[Dataset entries on figures]

-- begin --

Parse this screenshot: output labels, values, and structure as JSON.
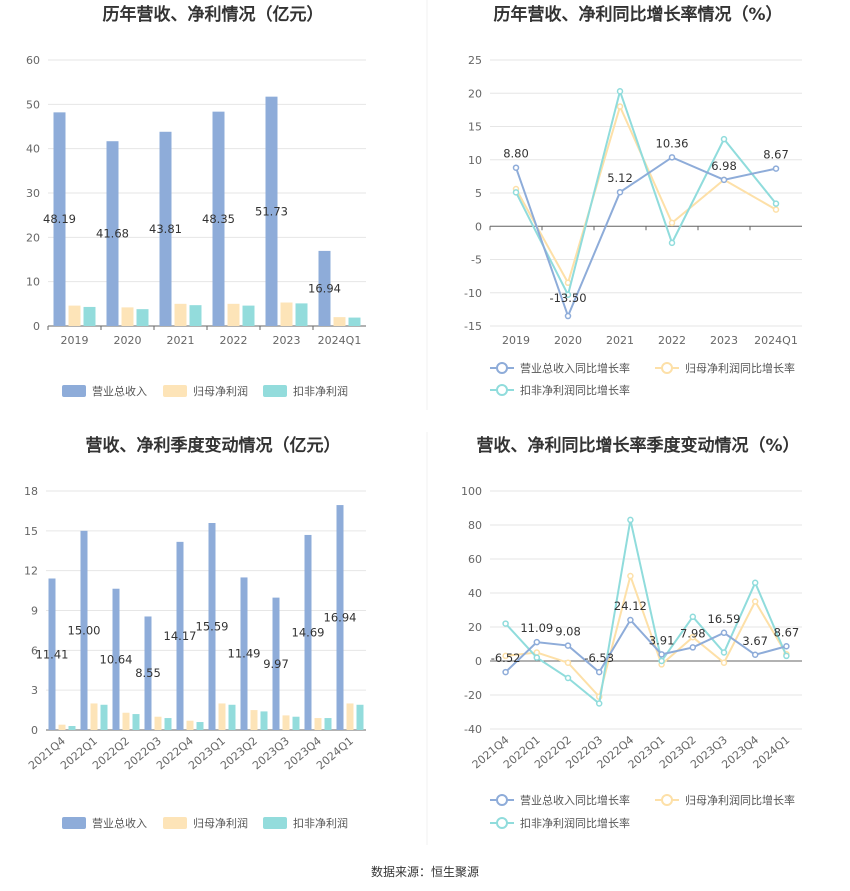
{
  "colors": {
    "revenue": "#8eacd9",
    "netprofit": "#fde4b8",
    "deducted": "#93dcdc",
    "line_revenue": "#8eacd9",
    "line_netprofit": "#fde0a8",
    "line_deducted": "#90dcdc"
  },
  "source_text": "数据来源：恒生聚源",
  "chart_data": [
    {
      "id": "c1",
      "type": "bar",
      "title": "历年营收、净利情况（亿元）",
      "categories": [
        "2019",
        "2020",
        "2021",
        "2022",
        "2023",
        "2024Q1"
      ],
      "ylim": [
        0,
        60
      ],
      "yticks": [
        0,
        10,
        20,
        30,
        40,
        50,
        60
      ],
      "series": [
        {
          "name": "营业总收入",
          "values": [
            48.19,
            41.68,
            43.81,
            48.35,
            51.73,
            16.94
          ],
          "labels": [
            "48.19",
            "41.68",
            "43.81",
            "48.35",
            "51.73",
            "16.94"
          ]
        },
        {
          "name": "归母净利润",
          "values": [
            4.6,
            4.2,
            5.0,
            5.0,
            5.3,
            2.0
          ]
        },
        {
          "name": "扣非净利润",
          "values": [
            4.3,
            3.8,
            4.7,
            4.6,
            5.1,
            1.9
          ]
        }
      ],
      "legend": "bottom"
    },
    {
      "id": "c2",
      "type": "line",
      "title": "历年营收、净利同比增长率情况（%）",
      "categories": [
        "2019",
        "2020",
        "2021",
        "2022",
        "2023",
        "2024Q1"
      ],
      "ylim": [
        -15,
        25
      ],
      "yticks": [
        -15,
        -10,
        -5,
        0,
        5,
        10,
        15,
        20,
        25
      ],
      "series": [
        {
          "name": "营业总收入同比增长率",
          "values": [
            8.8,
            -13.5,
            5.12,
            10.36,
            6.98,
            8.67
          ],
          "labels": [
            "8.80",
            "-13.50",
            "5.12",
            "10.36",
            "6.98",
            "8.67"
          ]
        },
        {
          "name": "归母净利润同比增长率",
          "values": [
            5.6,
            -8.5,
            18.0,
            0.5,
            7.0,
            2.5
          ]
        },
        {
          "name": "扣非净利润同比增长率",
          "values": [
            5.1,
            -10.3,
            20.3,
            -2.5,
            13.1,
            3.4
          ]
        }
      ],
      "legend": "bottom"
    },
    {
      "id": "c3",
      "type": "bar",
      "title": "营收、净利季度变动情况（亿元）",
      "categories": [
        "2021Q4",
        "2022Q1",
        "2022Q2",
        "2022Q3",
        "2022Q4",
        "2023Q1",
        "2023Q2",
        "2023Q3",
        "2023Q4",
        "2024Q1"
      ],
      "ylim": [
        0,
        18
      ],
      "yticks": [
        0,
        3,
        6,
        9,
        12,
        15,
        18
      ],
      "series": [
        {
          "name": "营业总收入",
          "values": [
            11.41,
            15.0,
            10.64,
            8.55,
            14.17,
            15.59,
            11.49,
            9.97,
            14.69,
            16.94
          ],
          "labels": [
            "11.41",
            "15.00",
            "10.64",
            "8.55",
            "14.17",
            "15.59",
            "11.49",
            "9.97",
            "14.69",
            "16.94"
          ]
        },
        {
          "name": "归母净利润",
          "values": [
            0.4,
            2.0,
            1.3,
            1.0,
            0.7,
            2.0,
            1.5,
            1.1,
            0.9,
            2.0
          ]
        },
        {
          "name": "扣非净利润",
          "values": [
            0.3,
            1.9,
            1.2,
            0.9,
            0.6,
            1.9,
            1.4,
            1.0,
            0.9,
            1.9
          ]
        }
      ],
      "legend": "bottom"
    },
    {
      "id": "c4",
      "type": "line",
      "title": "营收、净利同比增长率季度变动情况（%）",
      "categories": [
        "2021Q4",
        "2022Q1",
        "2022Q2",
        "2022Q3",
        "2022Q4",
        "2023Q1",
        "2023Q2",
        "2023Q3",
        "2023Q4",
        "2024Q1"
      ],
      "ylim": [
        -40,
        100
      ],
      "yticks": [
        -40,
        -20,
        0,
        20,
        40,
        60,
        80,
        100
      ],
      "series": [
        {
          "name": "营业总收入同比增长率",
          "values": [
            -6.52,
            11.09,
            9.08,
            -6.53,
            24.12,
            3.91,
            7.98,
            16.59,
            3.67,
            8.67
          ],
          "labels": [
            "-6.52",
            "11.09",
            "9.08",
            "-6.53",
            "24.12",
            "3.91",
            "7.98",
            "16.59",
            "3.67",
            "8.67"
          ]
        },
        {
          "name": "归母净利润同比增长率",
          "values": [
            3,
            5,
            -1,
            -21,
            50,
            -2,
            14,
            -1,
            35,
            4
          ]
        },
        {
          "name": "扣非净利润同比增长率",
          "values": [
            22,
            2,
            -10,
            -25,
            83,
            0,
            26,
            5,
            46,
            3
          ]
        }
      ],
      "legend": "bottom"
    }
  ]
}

-- end --

- [Task statement] Repeat the records above exactly, leaving out any pictures they contain.

- [Final result]
Parse this screenshot: output labels, values, and structure as JSON.
{
  "colors": {
    "revenue": "#8eacd9",
    "netprofit": "#fde4b8",
    "deducted": "#93dcdc",
    "line_revenue": "#8eacd9",
    "line_netprofit": "#fde0a8",
    "line_deducted": "#90dcdc"
  },
  "source_text": "数据来源：恒生聚源",
  "chart_data": [
    {
      "id": "c1",
      "type": "bar",
      "title": "历年营收、净利情况（亿元）",
      "categories": [
        "2019",
        "2020",
        "2021",
        "2022",
        "2023",
        "2024Q1"
      ],
      "ylim": [
        0,
        60
      ],
      "yticks": [
        0,
        10,
        20,
        30,
        40,
        50,
        60
      ],
      "series": [
        {
          "name": "营业总收入",
          "values": [
            48.19,
            41.68,
            43.81,
            48.35,
            51.73,
            16.94
          ],
          "labels": [
            "48.19",
            "41.68",
            "43.81",
            "48.35",
            "51.73",
            "16.94"
          ]
        },
        {
          "name": "归母净利润",
          "values": [
            4.6,
            4.2,
            5.0,
            5.0,
            5.3,
            2.0
          ]
        },
        {
          "name": "扣非净利润",
          "values": [
            4.3,
            3.8,
            4.7,
            4.6,
            5.1,
            1.9
          ]
        }
      ],
      "legend": "bottom"
    },
    {
      "id": "c2",
      "type": "line",
      "title": "历年营收、净利同比增长率情况（%）",
      "categories": [
        "2019",
        "2020",
        "2021",
        "2022",
        "2023",
        "2024Q1"
      ],
      "ylim": [
        -15,
        25
      ],
      "yticks": [
        -15,
        -10,
        -5,
        0,
        5,
        10,
        15,
        20,
        25
      ],
      "series": [
        {
          "name": "营业总收入同比增长率",
          "values": [
            8.8,
            -13.5,
            5.12,
            10.36,
            6.98,
            8.67
          ],
          "labels": [
            "8.80",
            "-13.50",
            "5.12",
            "10.36",
            "6.98",
            "8.67"
          ]
        },
        {
          "name": "归母净利润同比增长率",
          "values": [
            5.6,
            -8.5,
            18.0,
            0.5,
            7.0,
            2.5
          ]
        },
        {
          "name": "扣非净利润同比增长率",
          "values": [
            5.1,
            -10.3,
            20.3,
            -2.5,
            13.1,
            3.4
          ]
        }
      ],
      "legend": "bottom"
    },
    {
      "id": "c3",
      "type": "bar",
      "title": "营收、净利季度变动情况（亿元）",
      "categories": [
        "2021Q4",
        "2022Q1",
        "2022Q2",
        "2022Q3",
        "2022Q4",
        "2023Q1",
        "2023Q2",
        "2023Q3",
        "2023Q4",
        "2024Q1"
      ],
      "ylim": [
        0,
        18
      ],
      "yticks": [
        0,
        3,
        6,
        9,
        12,
        15,
        18
      ],
      "series": [
        {
          "name": "营业总收入",
          "values": [
            11.41,
            15.0,
            10.64,
            8.55,
            14.17,
            15.59,
            11.49,
            9.97,
            14.69,
            16.94
          ],
          "labels": [
            "11.41",
            "15.00",
            "10.64",
            "8.55",
            "14.17",
            "15.59",
            "11.49",
            "9.97",
            "14.69",
            "16.94"
          ]
        },
        {
          "name": "归母净利润",
          "values": [
            0.4,
            2.0,
            1.3,
            1.0,
            0.7,
            2.0,
            1.5,
            1.1,
            0.9,
            2.0
          ]
        },
        {
          "name": "扣非净利润",
          "values": [
            0.3,
            1.9,
            1.2,
            0.9,
            0.6,
            1.9,
            1.4,
            1.0,
            0.9,
            1.9
          ]
        }
      ],
      "legend": "bottom"
    },
    {
      "id": "c4",
      "type": "line",
      "title": "营收、净利同比增长率季度变动情况（%）",
      "categories": [
        "2021Q4",
        "2022Q1",
        "2022Q2",
        "2022Q3",
        "2022Q4",
        "2023Q1",
        "2023Q2",
        "2023Q3",
        "2023Q4",
        "2024Q1"
      ],
      "ylim": [
        -40,
        100
      ],
      "yticks": [
        -40,
        -20,
        0,
        20,
        40,
        60,
        80,
        100
      ],
      "series": [
        {
          "name": "营业总收入同比增长率",
          "values": [
            -6.52,
            11.09,
            9.08,
            -6.53,
            24.12,
            3.91,
            7.98,
            16.59,
            3.67,
            8.67
          ],
          "labels": [
            "-6.52",
            "11.09",
            "9.08",
            "-6.53",
            "24.12",
            "3.91",
            "7.98",
            "16.59",
            "3.67",
            "8.67"
          ]
        },
        {
          "name": "归母净利润同比增长率",
          "values": [
            3,
            5,
            -1,
            -21,
            50,
            -2,
            14,
            -1,
            35,
            4
          ]
        },
        {
          "name": "扣非净利润同比增长率",
          "values": [
            22,
            2,
            -10,
            -25,
            83,
            0,
            26,
            5,
            46,
            3
          ]
        }
      ],
      "legend": "bottom"
    }
  ]
}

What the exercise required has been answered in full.